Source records
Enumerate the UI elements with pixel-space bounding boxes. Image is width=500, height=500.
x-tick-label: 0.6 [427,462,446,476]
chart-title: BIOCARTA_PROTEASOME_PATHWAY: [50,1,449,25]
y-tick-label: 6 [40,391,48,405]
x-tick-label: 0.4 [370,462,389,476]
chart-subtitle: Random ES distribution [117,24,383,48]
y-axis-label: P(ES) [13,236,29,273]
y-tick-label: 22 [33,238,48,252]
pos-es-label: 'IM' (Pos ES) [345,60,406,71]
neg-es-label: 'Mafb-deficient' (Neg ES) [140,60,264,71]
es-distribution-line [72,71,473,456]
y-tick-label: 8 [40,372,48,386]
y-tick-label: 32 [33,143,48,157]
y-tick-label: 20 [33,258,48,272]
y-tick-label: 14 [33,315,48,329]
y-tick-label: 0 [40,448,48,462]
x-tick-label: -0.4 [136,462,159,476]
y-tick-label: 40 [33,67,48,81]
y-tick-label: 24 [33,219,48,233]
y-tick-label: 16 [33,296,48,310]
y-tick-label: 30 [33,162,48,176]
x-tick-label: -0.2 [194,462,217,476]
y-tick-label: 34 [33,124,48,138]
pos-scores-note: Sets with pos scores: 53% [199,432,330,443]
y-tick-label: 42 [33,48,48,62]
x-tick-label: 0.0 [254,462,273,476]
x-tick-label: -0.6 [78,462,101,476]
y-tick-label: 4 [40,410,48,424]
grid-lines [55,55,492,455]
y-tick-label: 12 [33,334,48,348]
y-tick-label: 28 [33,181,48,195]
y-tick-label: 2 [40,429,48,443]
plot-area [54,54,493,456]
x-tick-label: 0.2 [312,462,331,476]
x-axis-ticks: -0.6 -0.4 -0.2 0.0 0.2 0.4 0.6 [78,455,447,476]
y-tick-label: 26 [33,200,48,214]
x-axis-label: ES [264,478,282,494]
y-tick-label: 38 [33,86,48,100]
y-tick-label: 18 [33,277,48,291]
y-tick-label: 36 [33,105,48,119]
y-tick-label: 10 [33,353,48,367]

SET PROBLEM: Copy out all the items above, swapping each "y-tick-label" for "y-axis-tick" and leaving everything else as it is.

CORRECT RESULT:
Enumerate the UI elements with pixel-space bounding boxes. Image is width=500, height=500.
x-tick-label: 0.6 [427,462,446,476]
chart-title: BIOCARTA_PROTEASOME_PATHWAY: [50,1,449,25]
y-axis-tick: 6 [40,391,48,405]
x-tick-label: 0.4 [370,462,389,476]
chart-subtitle: Random ES distribution [117,24,383,48]
y-axis-label: P(ES) [13,236,29,273]
y-axis-tick: 22 [33,238,48,252]
pos-es-label: 'IM' (Pos ES) [345,60,406,71]
neg-es-label: 'Mafb-deficient' (Neg ES) [140,60,264,71]
es-distribution-line [72,71,473,456]
y-axis-tick: 8 [40,372,48,386]
y-axis-tick: 32 [33,143,48,157]
y-axis-tick: 20 [33,258,48,272]
y-axis-tick: 14 [33,315,48,329]
y-axis-tick: 0 [40,448,48,462]
x-tick-label: -0.4 [136,462,159,476]
y-axis-tick: 40 [33,67,48,81]
y-axis-tick: 24 [33,219,48,233]
y-axis-tick: 16 [33,296,48,310]
y-axis-tick: 30 [33,162,48,176]
x-tick-label: -0.2 [194,462,217,476]
y-axis-tick: 34 [33,124,48,138]
pos-scores-note: Sets with pos scores: 53% [199,432,330,443]
y-axis-tick: 42 [33,48,48,62]
x-tick-label: 0.0 [254,462,273,476]
x-tick-label: -0.6 [78,462,101,476]
y-axis-tick: 4 [40,410,48,424]
grid-lines [55,55,492,455]
y-axis-tick: 12 [33,334,48,348]
y-axis-tick: 28 [33,181,48,195]
y-axis-tick: 2 [40,429,48,443]
plot-area [54,54,493,456]
x-tick-label: 0.2 [312,462,331,476]
x-axis-ticks: -0.6 -0.4 -0.2 0.0 0.2 0.4 0.6 [78,455,447,476]
y-axis-tick: 26 [33,200,48,214]
x-axis-label: ES [264,478,282,494]
y-axis-tick: 38 [33,86,48,100]
y-axis-tick: 18 [33,277,48,291]
y-axis-tick: 36 [33,105,48,119]
y-axis-tick: 10 [33,353,48,367]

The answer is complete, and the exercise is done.